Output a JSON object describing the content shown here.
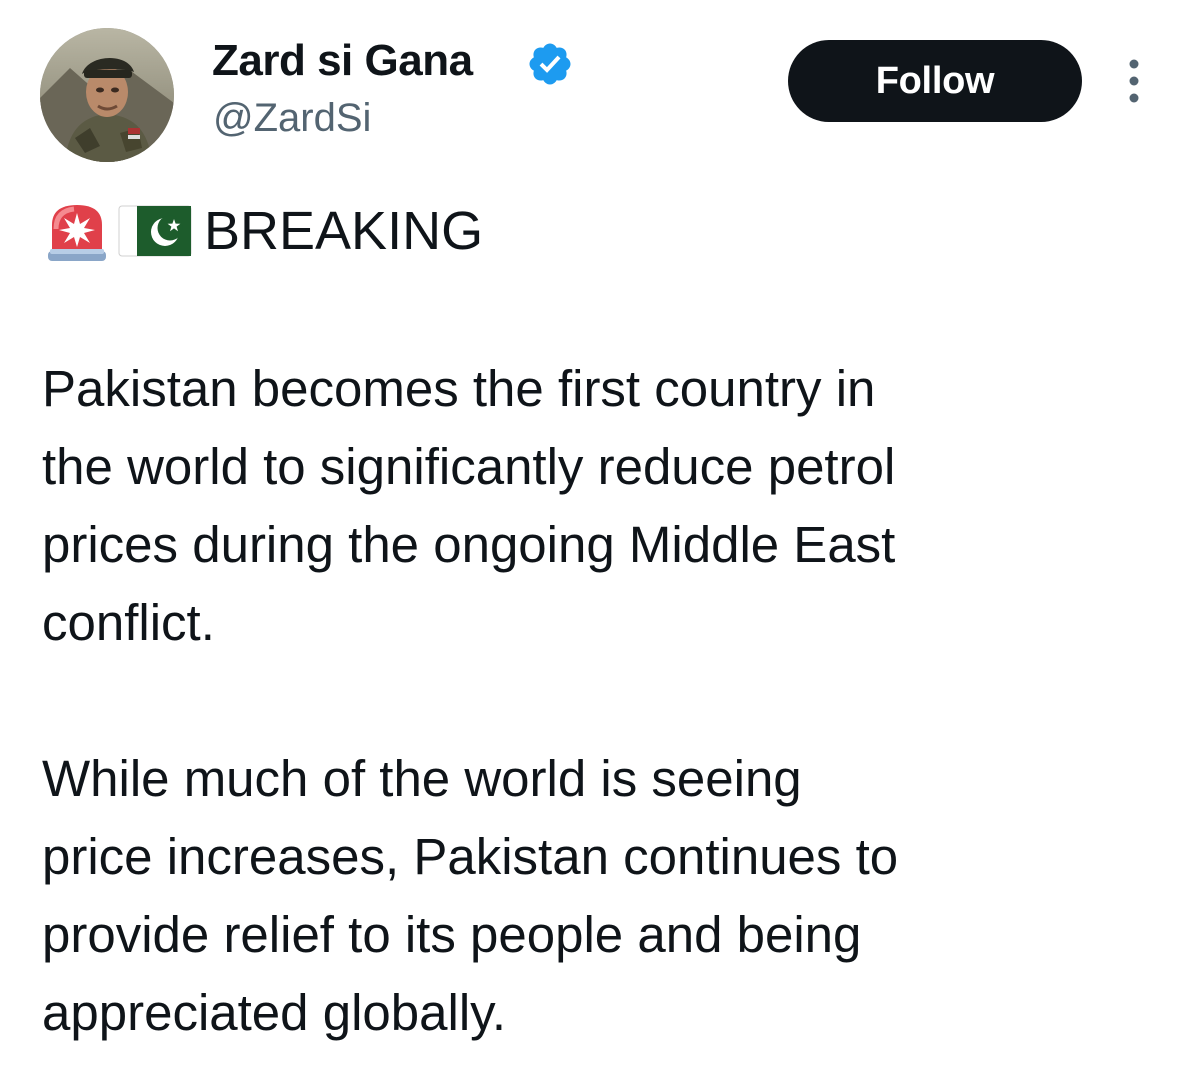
{
  "author": {
    "display_name": "Zard si Gana",
    "handle": "@ZardSi",
    "avatar": "profile-photo",
    "verified": true,
    "verified_color": "#1d9bf0"
  },
  "actions": {
    "follow_label": "Follow",
    "more_icon": "more-vertical-icon"
  },
  "tweet": {
    "header_icons": [
      "siren-icon",
      "pakistan-flag-icon"
    ],
    "headline": "BREAKING",
    "paragraphs": [
      {
        "lines": [
          "Pakistan becomes the first country in",
          "the world to significantly reduce petrol",
          "prices during the ongoing Middle East",
          "conflict."
        ]
      },
      {
        "lines": [
          "While much of the world is seeing",
          "price increases, Pakistan continues to",
          "provide relief to its people and being",
          "appreciated globally."
        ]
      }
    ]
  },
  "colors": {
    "text": "#0f1419",
    "secondary_text": "#536471",
    "button_bg": "#0f1419",
    "button_text": "#ffffff"
  }
}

---

§ Exercise brief: Set down every entry word for word, but omit the pictures.

§ Answer to this exercise:
Output a JSON object describing the content shown here.
{
  "author": {
    "display_name": "Zard si Gana",
    "handle": "@ZardSi",
    "avatar": "profile-photo",
    "verified": true,
    "verified_color": "#1d9bf0"
  },
  "actions": {
    "follow_label": "Follow",
    "more_icon": "more-vertical-icon"
  },
  "tweet": {
    "header_icons": [
      "siren-icon",
      "pakistan-flag-icon"
    ],
    "headline": "BREAKING",
    "paragraphs": [
      {
        "lines": [
          "Pakistan becomes the first country in",
          "the world to significantly reduce petrol",
          "prices during the ongoing Middle East",
          "conflict."
        ]
      },
      {
        "lines": [
          "While much of the world is seeing",
          "price increases, Pakistan continues to",
          "provide relief to its people and being",
          "appreciated globally."
        ]
      }
    ]
  },
  "colors": {
    "text": "#0f1419",
    "secondary_text": "#536471",
    "button_bg": "#0f1419",
    "button_text": "#ffffff"
  }
}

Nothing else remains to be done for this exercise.